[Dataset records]
_ _ _ _ _ _ _
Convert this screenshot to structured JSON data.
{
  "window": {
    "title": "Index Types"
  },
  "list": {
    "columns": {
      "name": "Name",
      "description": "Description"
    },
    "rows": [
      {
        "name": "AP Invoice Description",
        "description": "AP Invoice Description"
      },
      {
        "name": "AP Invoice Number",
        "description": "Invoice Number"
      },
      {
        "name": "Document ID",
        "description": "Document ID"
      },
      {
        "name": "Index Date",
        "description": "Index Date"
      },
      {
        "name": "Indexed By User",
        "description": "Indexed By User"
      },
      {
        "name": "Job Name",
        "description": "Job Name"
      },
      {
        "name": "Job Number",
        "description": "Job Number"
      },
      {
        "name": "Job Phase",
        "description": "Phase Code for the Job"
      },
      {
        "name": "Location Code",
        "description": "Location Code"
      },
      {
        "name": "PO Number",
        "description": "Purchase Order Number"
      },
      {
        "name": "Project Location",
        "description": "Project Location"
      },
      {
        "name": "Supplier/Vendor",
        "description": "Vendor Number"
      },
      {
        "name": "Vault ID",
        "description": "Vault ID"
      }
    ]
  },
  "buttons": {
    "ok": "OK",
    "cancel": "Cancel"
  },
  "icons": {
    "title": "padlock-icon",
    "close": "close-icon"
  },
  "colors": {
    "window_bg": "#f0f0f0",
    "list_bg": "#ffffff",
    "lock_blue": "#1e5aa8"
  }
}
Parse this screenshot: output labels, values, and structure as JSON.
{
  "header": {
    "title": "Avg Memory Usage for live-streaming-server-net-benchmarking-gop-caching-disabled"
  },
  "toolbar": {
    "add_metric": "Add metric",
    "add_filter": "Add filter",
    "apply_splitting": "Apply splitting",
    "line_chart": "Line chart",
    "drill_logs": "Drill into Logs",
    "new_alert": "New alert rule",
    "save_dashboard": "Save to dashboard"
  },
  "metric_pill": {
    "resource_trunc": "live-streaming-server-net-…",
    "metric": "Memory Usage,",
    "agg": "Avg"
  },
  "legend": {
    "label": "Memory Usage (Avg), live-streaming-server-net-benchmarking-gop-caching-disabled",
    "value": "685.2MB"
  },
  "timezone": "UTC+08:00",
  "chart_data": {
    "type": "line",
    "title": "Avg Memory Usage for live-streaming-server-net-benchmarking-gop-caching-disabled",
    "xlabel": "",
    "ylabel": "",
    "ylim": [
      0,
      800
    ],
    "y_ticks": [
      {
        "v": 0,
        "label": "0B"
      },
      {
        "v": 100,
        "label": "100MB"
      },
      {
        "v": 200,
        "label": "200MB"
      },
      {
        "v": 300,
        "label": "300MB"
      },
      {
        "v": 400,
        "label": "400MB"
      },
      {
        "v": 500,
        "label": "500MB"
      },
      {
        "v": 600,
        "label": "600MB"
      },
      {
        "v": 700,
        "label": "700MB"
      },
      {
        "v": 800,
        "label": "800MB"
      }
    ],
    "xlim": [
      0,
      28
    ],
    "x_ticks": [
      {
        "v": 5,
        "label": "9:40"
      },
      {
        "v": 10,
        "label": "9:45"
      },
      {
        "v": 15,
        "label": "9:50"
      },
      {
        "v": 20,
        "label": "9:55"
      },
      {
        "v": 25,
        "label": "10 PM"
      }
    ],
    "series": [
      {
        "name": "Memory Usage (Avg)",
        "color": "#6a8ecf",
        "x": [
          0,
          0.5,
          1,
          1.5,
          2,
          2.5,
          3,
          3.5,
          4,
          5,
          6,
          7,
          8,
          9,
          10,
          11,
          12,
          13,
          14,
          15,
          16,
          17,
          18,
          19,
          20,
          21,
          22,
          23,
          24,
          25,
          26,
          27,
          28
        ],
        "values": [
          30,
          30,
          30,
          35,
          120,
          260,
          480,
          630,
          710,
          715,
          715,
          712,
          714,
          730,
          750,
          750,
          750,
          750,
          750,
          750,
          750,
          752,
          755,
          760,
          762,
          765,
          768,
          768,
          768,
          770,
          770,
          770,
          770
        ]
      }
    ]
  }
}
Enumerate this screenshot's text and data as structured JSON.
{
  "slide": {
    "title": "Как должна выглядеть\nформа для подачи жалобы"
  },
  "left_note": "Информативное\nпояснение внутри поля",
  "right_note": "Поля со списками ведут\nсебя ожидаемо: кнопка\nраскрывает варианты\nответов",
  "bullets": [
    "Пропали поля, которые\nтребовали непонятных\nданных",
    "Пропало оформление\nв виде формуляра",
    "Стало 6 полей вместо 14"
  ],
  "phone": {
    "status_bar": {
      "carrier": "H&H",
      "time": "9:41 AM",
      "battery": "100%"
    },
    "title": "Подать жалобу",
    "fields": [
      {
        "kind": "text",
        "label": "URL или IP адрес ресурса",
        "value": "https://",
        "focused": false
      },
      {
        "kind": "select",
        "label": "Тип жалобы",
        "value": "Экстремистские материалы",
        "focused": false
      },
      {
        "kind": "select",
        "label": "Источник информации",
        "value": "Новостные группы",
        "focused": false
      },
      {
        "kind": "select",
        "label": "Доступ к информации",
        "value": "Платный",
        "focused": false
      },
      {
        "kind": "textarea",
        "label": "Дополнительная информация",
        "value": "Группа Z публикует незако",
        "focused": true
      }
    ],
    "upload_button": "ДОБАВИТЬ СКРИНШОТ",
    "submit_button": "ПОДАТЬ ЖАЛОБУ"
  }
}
_ _ _ _ _ _ _
**Aim**
From the listing above, extract all records word for word.

**Response to this task**
Convert this screenshot to structured JSON data.
{
  "window": {
    "title": "Index Types"
  },
  "list": {
    "columns": {
      "name": "Name",
      "description": "Description"
    },
    "rows": [
      {
        "name": "AP Invoice Description",
        "description": "AP Invoice Description"
      },
      {
        "name": "AP Invoice Number",
        "description": "Invoice Number"
      },
      {
        "name": "Document ID",
        "description": "Document ID"
      },
      {
        "name": "Index Date",
        "description": "Index Date"
      },
      {
        "name": "Indexed By User",
        "description": "Indexed By User"
      },
      {
        "name": "Job Name",
        "description": "Job Name"
      },
      {
        "name": "Job Number",
        "description": "Job Number"
      },
      {
        "name": "Job Phase",
        "description": "Phase Code for the Job"
      },
      {
        "name": "Location Code",
        "description": "Location Code"
      },
      {
        "name": "PO Number",
        "description": "Purchase Order Number"
      },
      {
        "name": "Project Location",
        "description": "Project Location"
      },
      {
        "name": "Supplier/Vendor",
        "description": "Vendor Number"
      },
      {
        "name": "Vault ID",
        "description": "Vault ID"
      }
    ]
  },
  "buttons": {
    "ok": "OK",
    "cancel": "Cancel"
  },
  "icons": {
    "title": "padlock-icon",
    "close": "close-icon"
  },
  "colors": {
    "window_bg": "#f0f0f0",
    "list_bg": "#ffffff",
    "lock_blue": "#1e5aa8"
  }
}
Parse this screenshot: output labels, values, and structure as JSON.
{
  "header": {
    "title": "Avg Memory Usage for live-streaming-server-net-benchmarking-gop-caching-disabled"
  },
  "toolbar": {
    "add_metric": "Add metric",
    "add_filter": "Add filter",
    "apply_splitting": "Apply splitting",
    "line_chart": "Line chart",
    "drill_logs": "Drill into Logs",
    "new_alert": "New alert rule",
    "save_dashboard": "Save to dashboard"
  },
  "metric_pill": {
    "resource_trunc": "live-streaming-server-net-…",
    "metric": "Memory Usage,",
    "agg": "Avg"
  },
  "legend": {
    "label": "Memory Usage (Avg), live-streaming-server-net-benchmarking-gop-caching-disabled",
    "value": "685.2MB"
  },
  "timezone": "UTC+08:00",
  "chart_data": {
    "type": "line",
    "title": "Avg Memory Usage for live-streaming-server-net-benchmarking-gop-caching-disabled",
    "xlabel": "",
    "ylabel": "",
    "ylim": [
      0,
      800
    ],
    "y_ticks": [
      {
        "v": 0,
        "label": "0B"
      },
      {
        "v": 100,
        "label": "100MB"
      },
      {
        "v": 200,
        "label": "200MB"
      },
      {
        "v": 300,
        "label": "300MB"
      },
      {
        "v": 400,
        "label": "400MB"
      },
      {
        "v": 500,
        "label": "500MB"
      },
      {
        "v": 600,
        "label": "600MB"
      },
      {
        "v": 700,
        "label": "700MB"
      },
      {
        "v": 800,
        "label": "800MB"
      }
    ],
    "xlim": [
      0,
      28
    ],
    "x_ticks": [
      {
        "v": 5,
        "label": "9:40"
      },
      {
        "v": 10,
        "label": "9:45"
      },
      {
        "v": 15,
        "label": "9:50"
      },
      {
        "v": 20,
        "label": "9:55"
      },
      {
        "v": 25,
        "label": "10 PM"
      }
    ],
    "series": [
      {
        "name": "Memory Usage (Avg)",
        "color": "#6a8ecf",
        "x": [
          0,
          0.5,
          1,
          1.5,
          2,
          2.5,
          3,
          3.5,
          4,
          5,
          6,
          7,
          8,
          9,
          10,
          11,
          12,
          13,
          14,
          15,
          16,
          17,
          18,
          19,
          20,
          21,
          22,
          23,
          24,
          25,
          26,
          27,
          28
        ],
        "values": [
          30,
          30,
          30,
          35,
          120,
          260,
          480,
          630,
          710,
          715,
          715,
          712,
          714,
          730,
          750,
          750,
          750,
          750,
          750,
          750,
          750,
          752,
          755,
          760,
          762,
          765,
          768,
          768,
          768,
          770,
          770,
          770,
          770
        ]
      }
    ]
  }
}
Enumerate this screenshot's text and data as structured JSON.
{
  "slide": {
    "title": "Как должна выглядеть\nформа для подачи жалобы"
  },
  "left_note": "Информативное\nпояснение внутри поля",
  "right_note": "Поля со списками ведут\nсебя ожидаемо: кнопка\nраскрывает варианты\nответов",
  "bullets": [
    "Пропали поля, которые\nтребовали непонятных\nданных",
    "Пропало оформление\nв виде формуляра",
    "Стало 6 полей вместо 14"
  ],
  "phone": {
    "status_bar": {
      "carrier": "H&H",
      "time": "9:41 AM",
      "battery": "100%"
    },
    "title": "Подать жалобу",
    "fields": [
      {
        "kind": "text",
        "label": "URL или IP адрес ресурса",
        "value": "https://",
        "focused": false
      },
      {
        "kind": "select",
        "label": "Тип жалобы",
        "value": "Экстремистские материалы",
        "focused": false
      },
      {
        "kind": "select",
        "label": "Источник информации",
        "value": "Новостные группы",
        "focused": false
      },
      {
        "kind": "select",
        "label": "Доступ к информации",
        "value": "Платный",
        "focused": false
      },
      {
        "kind": "textarea",
        "label": "Дополнительная информация",
        "value": "Группа Z публикует незако",
        "focused": true
      }
    ],
    "upload_button": "ДОБАВИТЬ СКРИНШОТ",
    "submit_button": "ПОДАТЬ ЖАЛОБУ"
  }
}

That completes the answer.